Work out how many lines of the listing hold the string "Montefiore". Answer with that number alone.

** Start DATASET ENTRIES **

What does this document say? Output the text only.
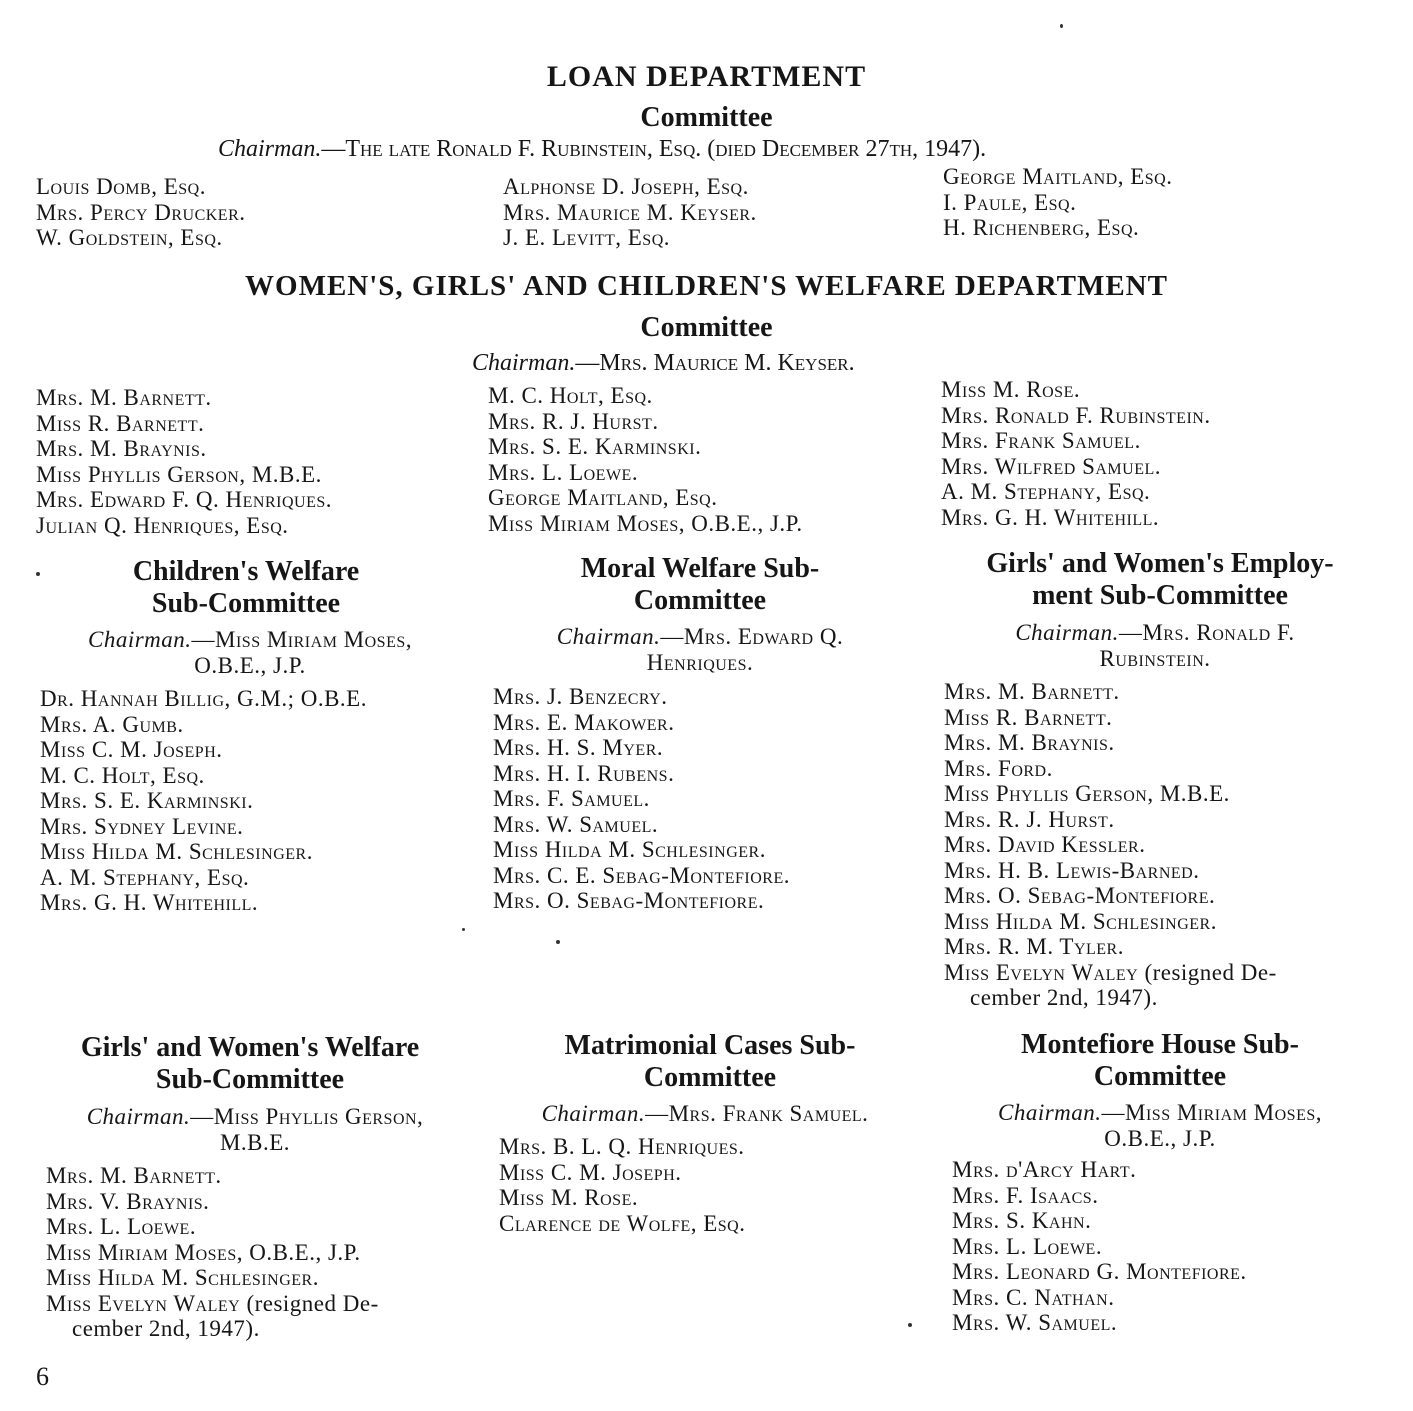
LOAN DEPARTMENT
Committee
Chairman.—The late Ronald F. Rubinstein, Esq. (died December 27th, 1947).
Louis Domb, Esq.
Mrs. Percy Drucker.
W. Goldstein, Esq.
Alphonse D. Joseph, Esq.
Mrs. Maurice M. Keyser.
J. E. Levitt, Esq.
George Maitland, Esq.
I. Paule, Esq.
H. Richenberg, Esq.
WOMEN'S, GIRLS' AND CHILDREN'S WELFARE DEPARTMENT
Committee
Chairman.—Mrs. Maurice M. Keyser.
Mrs. M. Barnett.
Miss R. Barnett.
Mrs. M. Braynis.
Miss Phyllis Gerson, M.B.E.
Mrs. Edward F. Q. Henriques.
Julian Q. Henriques, Esq.
M. C. Holt, Esq.
Mrs. R. J. Hurst.
Mrs. S. E. Karminski.
Mrs. L. Loewe.
George Maitland, Esq.
Miss Miriam Moses, O.B.E., J.P.
Miss M. Rose.
Mrs. Ronald F. Rubinstein.
Mrs. Frank Samuel.
Mrs. Wilfred Samuel.
A. M. Stephany, Esq.
Mrs. G. H. Whitehill.
Children's Welfare
Sub-Committee
Chairman.—Miss Miriam Moses,
O.B.E., J.P.
Dr. Hannah Billig, G.M.; O.B.E.
Mrs. A. Gumb.
Miss C. M. Joseph.
M. C. Holt, Esq.
Mrs. S. E. Karminski.
Mrs. Sydney Levine.
Miss Hilda M. Schlesinger.
A. M. Stephany, Esq.
Mrs. G. H. Whitehill.
Moral Welfare Sub-
Committee
Chairman.—Mrs. Edward Q.
Henriques.
Mrs. J. Benzecry.
Mrs. E. Makower.
Mrs. H. S. Myer.
Mrs. H. I. Rubens.
Mrs. F. Samuel.
Mrs. W. Samuel.
Miss Hilda M. Schlesinger.
Mrs. C. E. Sebag-Montefiore.
Mrs. O. Sebag-Montefiore.
Girls' and Women's Employ-
ment Sub-Committee
Chairman.—Mrs. Ronald F.
Rubinstein.
Mrs. M. Barnett.
Miss R. Barnett.
Mrs. M. Braynis.
Mrs. Ford.
Miss Phyllis Gerson, M.B.E.
Mrs. R. J. Hurst.
Mrs. David Kessler.
Mrs. H. B. Lewis-Barned.
Mrs. O. Sebag-Montefiore.
Miss Hilda M. Schlesinger.
Mrs. R. M. Tyler.
Miss Evelyn Waley (resigned De-
cember 2nd, 1947).
Girls' and Women's Welfare
Sub-Committee
Chairman.—Miss Phyllis Gerson,
M.B.E.
Mrs. M. Barnett.
Mrs. V. Braynis.
Mrs. L. Loewe.
Miss Miriam Moses, O.B.E., J.P.
Miss Hilda M. Schlesinger.
Miss Evelyn Waley (resigned De-
cember 2nd, 1947).
Matrimonial Cases Sub-
Committee
Chairman.—Mrs. Frank Samuel.
Mrs. B. L. Q. Henriques.
Miss C. M. Joseph.
Miss M. Rose.
Clarence de Wolfe, Esq.
Montefiore House Sub-
Committee
Chairman.—Miss Miriam Moses,
O.B.E., J.P.
Mrs. d'Arcy Hart.
Mrs. F. Isaacs.
Mrs. S. Kahn.
Mrs. L. Loewe.
Mrs. Leonard G. Montefiore.
Mrs. C. Nathan.
Mrs. W. Samuel.
6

** End DATASET ENTRIES **

OUTPUT FOR THIS EXERCISE =>
5